WHAT TO PRODUCE »
Transcribe the listing word for word.

[Rows from a figure dataset]
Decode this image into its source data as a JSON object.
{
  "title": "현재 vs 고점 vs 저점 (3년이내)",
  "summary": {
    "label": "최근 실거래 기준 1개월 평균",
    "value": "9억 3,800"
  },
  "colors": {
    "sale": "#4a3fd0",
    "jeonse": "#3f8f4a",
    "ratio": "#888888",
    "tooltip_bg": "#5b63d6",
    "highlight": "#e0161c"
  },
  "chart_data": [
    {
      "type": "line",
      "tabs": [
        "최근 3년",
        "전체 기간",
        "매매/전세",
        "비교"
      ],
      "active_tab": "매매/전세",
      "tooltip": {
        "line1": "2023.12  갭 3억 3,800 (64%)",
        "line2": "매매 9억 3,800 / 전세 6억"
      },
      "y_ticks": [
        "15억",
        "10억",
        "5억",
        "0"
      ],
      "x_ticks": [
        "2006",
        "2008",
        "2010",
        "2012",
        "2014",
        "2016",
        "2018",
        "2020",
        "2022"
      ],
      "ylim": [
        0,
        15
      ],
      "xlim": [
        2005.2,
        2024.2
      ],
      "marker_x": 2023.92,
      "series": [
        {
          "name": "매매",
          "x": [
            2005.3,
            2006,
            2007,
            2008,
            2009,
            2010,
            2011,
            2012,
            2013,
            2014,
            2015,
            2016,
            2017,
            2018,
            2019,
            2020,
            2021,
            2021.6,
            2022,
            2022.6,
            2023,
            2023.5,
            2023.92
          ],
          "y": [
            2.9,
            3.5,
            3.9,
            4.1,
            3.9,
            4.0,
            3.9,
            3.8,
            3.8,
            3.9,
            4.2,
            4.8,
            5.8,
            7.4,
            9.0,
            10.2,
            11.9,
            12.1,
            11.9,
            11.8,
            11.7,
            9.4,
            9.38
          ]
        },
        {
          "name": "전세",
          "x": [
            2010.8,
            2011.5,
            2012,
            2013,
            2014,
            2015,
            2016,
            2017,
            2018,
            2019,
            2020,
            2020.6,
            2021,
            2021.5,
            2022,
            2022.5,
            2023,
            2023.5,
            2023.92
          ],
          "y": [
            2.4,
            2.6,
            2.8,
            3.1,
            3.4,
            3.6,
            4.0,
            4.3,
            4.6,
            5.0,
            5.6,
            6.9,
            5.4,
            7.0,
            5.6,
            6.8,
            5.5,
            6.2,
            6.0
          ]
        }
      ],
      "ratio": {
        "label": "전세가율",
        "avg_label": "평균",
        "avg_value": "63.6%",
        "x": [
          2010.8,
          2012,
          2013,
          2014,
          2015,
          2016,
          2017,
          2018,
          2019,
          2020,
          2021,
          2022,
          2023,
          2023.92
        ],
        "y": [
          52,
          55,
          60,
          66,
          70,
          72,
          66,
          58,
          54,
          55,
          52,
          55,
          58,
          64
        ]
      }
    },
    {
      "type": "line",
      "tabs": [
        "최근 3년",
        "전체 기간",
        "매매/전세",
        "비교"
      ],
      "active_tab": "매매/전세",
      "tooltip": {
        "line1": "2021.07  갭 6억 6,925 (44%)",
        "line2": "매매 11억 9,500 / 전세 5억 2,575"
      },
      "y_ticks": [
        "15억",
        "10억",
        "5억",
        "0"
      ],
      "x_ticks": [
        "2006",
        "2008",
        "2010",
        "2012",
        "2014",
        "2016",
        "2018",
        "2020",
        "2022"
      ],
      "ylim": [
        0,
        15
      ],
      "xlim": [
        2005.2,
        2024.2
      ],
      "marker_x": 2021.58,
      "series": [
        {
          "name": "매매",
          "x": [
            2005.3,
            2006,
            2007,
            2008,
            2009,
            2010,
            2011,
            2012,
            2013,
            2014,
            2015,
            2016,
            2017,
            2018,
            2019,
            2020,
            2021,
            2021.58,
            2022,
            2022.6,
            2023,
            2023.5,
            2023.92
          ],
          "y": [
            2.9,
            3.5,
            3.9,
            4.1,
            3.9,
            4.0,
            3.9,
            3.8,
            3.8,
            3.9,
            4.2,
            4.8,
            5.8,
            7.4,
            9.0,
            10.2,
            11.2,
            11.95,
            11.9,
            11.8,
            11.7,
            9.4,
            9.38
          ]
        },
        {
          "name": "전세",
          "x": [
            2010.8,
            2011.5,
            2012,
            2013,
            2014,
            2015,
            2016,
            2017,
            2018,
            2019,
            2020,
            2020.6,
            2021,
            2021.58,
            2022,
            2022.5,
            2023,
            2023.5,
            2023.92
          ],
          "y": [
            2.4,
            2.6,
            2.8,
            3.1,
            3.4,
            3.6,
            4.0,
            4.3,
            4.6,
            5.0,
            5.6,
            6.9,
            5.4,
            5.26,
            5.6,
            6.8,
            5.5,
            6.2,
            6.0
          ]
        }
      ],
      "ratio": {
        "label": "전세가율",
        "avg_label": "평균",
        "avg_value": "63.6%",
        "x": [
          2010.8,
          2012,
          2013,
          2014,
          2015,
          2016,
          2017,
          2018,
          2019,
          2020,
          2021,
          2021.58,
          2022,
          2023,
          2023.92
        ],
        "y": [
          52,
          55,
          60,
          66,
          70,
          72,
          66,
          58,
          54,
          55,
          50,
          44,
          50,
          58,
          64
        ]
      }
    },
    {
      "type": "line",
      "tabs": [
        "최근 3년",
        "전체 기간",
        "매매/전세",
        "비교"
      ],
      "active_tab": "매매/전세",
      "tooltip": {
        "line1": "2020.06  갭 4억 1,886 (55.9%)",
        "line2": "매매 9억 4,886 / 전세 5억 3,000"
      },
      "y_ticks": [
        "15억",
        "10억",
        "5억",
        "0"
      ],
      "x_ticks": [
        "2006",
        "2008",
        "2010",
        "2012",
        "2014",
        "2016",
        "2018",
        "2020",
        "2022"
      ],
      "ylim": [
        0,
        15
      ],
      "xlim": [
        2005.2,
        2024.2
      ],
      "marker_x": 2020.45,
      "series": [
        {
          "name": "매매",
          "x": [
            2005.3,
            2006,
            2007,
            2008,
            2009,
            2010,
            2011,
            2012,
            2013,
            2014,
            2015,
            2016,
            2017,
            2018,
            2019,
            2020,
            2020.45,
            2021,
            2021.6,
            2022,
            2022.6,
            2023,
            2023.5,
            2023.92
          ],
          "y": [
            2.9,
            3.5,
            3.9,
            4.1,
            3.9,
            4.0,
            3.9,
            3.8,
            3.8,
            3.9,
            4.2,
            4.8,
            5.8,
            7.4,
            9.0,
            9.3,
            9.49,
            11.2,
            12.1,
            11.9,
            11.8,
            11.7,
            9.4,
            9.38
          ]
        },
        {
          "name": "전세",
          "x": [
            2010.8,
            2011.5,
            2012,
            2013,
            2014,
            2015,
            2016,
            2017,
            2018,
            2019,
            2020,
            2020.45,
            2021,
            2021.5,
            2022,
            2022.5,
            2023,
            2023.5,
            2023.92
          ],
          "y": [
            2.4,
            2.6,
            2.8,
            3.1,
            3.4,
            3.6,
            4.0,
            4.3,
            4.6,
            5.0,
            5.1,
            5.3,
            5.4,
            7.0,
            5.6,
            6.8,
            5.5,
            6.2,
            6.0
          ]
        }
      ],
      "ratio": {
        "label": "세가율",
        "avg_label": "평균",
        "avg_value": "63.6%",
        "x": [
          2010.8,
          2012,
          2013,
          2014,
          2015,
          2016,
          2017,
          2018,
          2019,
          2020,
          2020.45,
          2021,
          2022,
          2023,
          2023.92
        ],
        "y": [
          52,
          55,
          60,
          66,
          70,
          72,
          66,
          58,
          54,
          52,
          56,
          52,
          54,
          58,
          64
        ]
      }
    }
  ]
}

OUTPUT FOR THIS EXERCISE »
Decode this image into its source data as a JSON object.
{
  "title": "현재 vs 고점 vs 저점 (3년이내)",
  "summary": {
    "label": "최근 실거래 기준 1개월 평균",
    "value": "9억 3,800"
  },
  "colors": {
    "sale": "#4a3fd0",
    "jeonse": "#3f8f4a",
    "ratio": "#888888",
    "tooltip_bg": "#5b63d6",
    "highlight": "#e0161c"
  },
  "chart_data": [
    {
      "type": "line",
      "tabs": [
        "최근 3년",
        "전체 기간",
        "매매/전세",
        "비교"
      ],
      "active_tab": "매매/전세",
      "tooltip": {
        "line1": "2023.12  갭 3억 3,800 (64%)",
        "line2": "매매 9억 3,800 / 전세 6억"
      },
      "y_ticks": [
        "15억",
        "10억",
        "5억",
        "0"
      ],
      "x_ticks": [
        "2006",
        "2008",
        "2010",
        "2012",
        "2014",
        "2016",
        "2018",
        "2020",
        "2022"
      ],
      "ylim": [
        0,
        15
      ],
      "xlim": [
        2005.2,
        2024.2
      ],
      "marker_x": 2023.92,
      "series": [
        {
          "name": "매매",
          "x": [
            2005.3,
            2006,
            2007,
            2008,
            2009,
            2010,
            2011,
            2012,
            2013,
            2014,
            2015,
            2016,
            2017,
            2018,
            2019,
            2020,
            2021,
            2021.6,
            2022,
            2022.6,
            2023,
            2023.5,
            2023.92
          ],
          "y": [
            2.9,
            3.5,
            3.9,
            4.1,
            3.9,
            4.0,
            3.9,
            3.8,
            3.8,
            3.9,
            4.2,
            4.8,
            5.8,
            7.4,
            9.0,
            10.2,
            11.9,
            12.1,
            11.9,
            11.8,
            11.7,
            9.4,
            9.38
          ]
        },
        {
          "name": "전세",
          "x": [
            2010.8,
            2011.5,
            2012,
            2013,
            2014,
            2015,
            2016,
            2017,
            2018,
            2019,
            2020,
            2020.6,
            2021,
            2021.5,
            2022,
            2022.5,
            2023,
            2023.5,
            2023.92
          ],
          "y": [
            2.4,
            2.6,
            2.8,
            3.1,
            3.4,
            3.6,
            4.0,
            4.3,
            4.6,
            5.0,
            5.6,
            6.9,
            5.4,
            7.0,
            5.6,
            6.8,
            5.5,
            6.2,
            6.0
          ]
        }
      ],
      "ratio": {
        "label": "전세가율",
        "avg_label": "평균",
        "avg_value": "63.6%",
        "x": [
          2010.8,
          2012,
          2013,
          2014,
          2015,
          2016,
          2017,
          2018,
          2019,
          2020,
          2021,
          2022,
          2023,
          2023.92
        ],
        "y": [
          52,
          55,
          60,
          66,
          70,
          72,
          66,
          58,
          54,
          55,
          52,
          55,
          58,
          64
        ]
      }
    },
    {
      "type": "line",
      "tabs": [
        "최근 3년",
        "전체 기간",
        "매매/전세",
        "비교"
      ],
      "active_tab": "매매/전세",
      "tooltip": {
        "line1": "2021.07  갭 6억 6,925 (44%)",
        "line2": "매매 11억 9,500 / 전세 5억 2,575"
      },
      "y_ticks": [
        "15억",
        "10억",
        "5억",
        "0"
      ],
      "x_ticks": [
        "2006",
        "2008",
        "2010",
        "2012",
        "2014",
        "2016",
        "2018",
        "2020",
        "2022"
      ],
      "ylim": [
        0,
        15
      ],
      "xlim": [
        2005.2,
        2024.2
      ],
      "marker_x": 2021.58,
      "series": [
        {
          "name": "매매",
          "x": [
            2005.3,
            2006,
            2007,
            2008,
            2009,
            2010,
            2011,
            2012,
            2013,
            2014,
            2015,
            2016,
            2017,
            2018,
            2019,
            2020,
            2021,
            2021.58,
            2022,
            2022.6,
            2023,
            2023.5,
            2023.92
          ],
          "y": [
            2.9,
            3.5,
            3.9,
            4.1,
            3.9,
            4.0,
            3.9,
            3.8,
            3.8,
            3.9,
            4.2,
            4.8,
            5.8,
            7.4,
            9.0,
            10.2,
            11.2,
            11.95,
            11.9,
            11.8,
            11.7,
            9.4,
            9.38
          ]
        },
        {
          "name": "전세",
          "x": [
            2010.8,
            2011.5,
            2012,
            2013,
            2014,
            2015,
            2016,
            2017,
            2018,
            2019,
            2020,
            2020.6,
            2021,
            2021.58,
            2022,
            2022.5,
            2023,
            2023.5,
            2023.92
          ],
          "y": [
            2.4,
            2.6,
            2.8,
            3.1,
            3.4,
            3.6,
            4.0,
            4.3,
            4.6,
            5.0,
            5.6,
            6.9,
            5.4,
            5.26,
            5.6,
            6.8,
            5.5,
            6.2,
            6.0
          ]
        }
      ],
      "ratio": {
        "label": "전세가율",
        "avg_label": "평균",
        "avg_value": "63.6%",
        "x": [
          2010.8,
          2012,
          2013,
          2014,
          2015,
          2016,
          2017,
          2018,
          2019,
          2020,
          2021,
          2021.58,
          2022,
          2023,
          2023.92
        ],
        "y": [
          52,
          55,
          60,
          66,
          70,
          72,
          66,
          58,
          54,
          55,
          50,
          44,
          50,
          58,
          64
        ]
      }
    },
    {
      "type": "line",
      "tabs": [
        "최근 3년",
        "전체 기간",
        "매매/전세",
        "비교"
      ],
      "active_tab": "매매/전세",
      "tooltip": {
        "line1": "2020.06  갭 4억 1,886 (55.9%)",
        "line2": "매매 9억 4,886 / 전세 5억 3,000"
      },
      "y_ticks": [
        "15억",
        "10억",
        "5억",
        "0"
      ],
      "x_ticks": [
        "2006",
        "2008",
        "2010",
        "2012",
        "2014",
        "2016",
        "2018",
        "2020",
        "2022"
      ],
      "ylim": [
        0,
        15
      ],
      "xlim": [
        2005.2,
        2024.2
      ],
      "marker_x": 2020.45,
      "series": [
        {
          "name": "매매",
          "x": [
            2005.3,
            2006,
            2007,
            2008,
            2009,
            2010,
            2011,
            2012,
            2013,
            2014,
            2015,
            2016,
            2017,
            2018,
            2019,
            2020,
            2020.45,
            2021,
            2021.6,
            2022,
            2022.6,
            2023,
            2023.5,
            2023.92
          ],
          "y": [
            2.9,
            3.5,
            3.9,
            4.1,
            3.9,
            4.0,
            3.9,
            3.8,
            3.8,
            3.9,
            4.2,
            4.8,
            5.8,
            7.4,
            9.0,
            9.3,
            9.49,
            11.2,
            12.1,
            11.9,
            11.8,
            11.7,
            9.4,
            9.38
          ]
        },
        {
          "name": "전세",
          "x": [
            2010.8,
            2011.5,
            2012,
            2013,
            2014,
            2015,
            2016,
            2017,
            2018,
            2019,
            2020,
            2020.45,
            2021,
            2021.5,
            2022,
            2022.5,
            2023,
            2023.5,
            2023.92
          ],
          "y": [
            2.4,
            2.6,
            2.8,
            3.1,
            3.4,
            3.6,
            4.0,
            4.3,
            4.6,
            5.0,
            5.1,
            5.3,
            5.4,
            7.0,
            5.6,
            6.8,
            5.5,
            6.2,
            6.0
          ]
        }
      ],
      "ratio": {
        "label": "세가율",
        "avg_label": "평균",
        "avg_value": "63.6%",
        "x": [
          2010.8,
          2012,
          2013,
          2014,
          2015,
          2016,
          2017,
          2018,
          2019,
          2020,
          2020.45,
          2021,
          2022,
          2023,
          2023.92
        ],
        "y": [
          52,
          55,
          60,
          66,
          70,
          72,
          66,
          58,
          54,
          52,
          56,
          52,
          54,
          58,
          64
        ]
      }
    }
  ]
}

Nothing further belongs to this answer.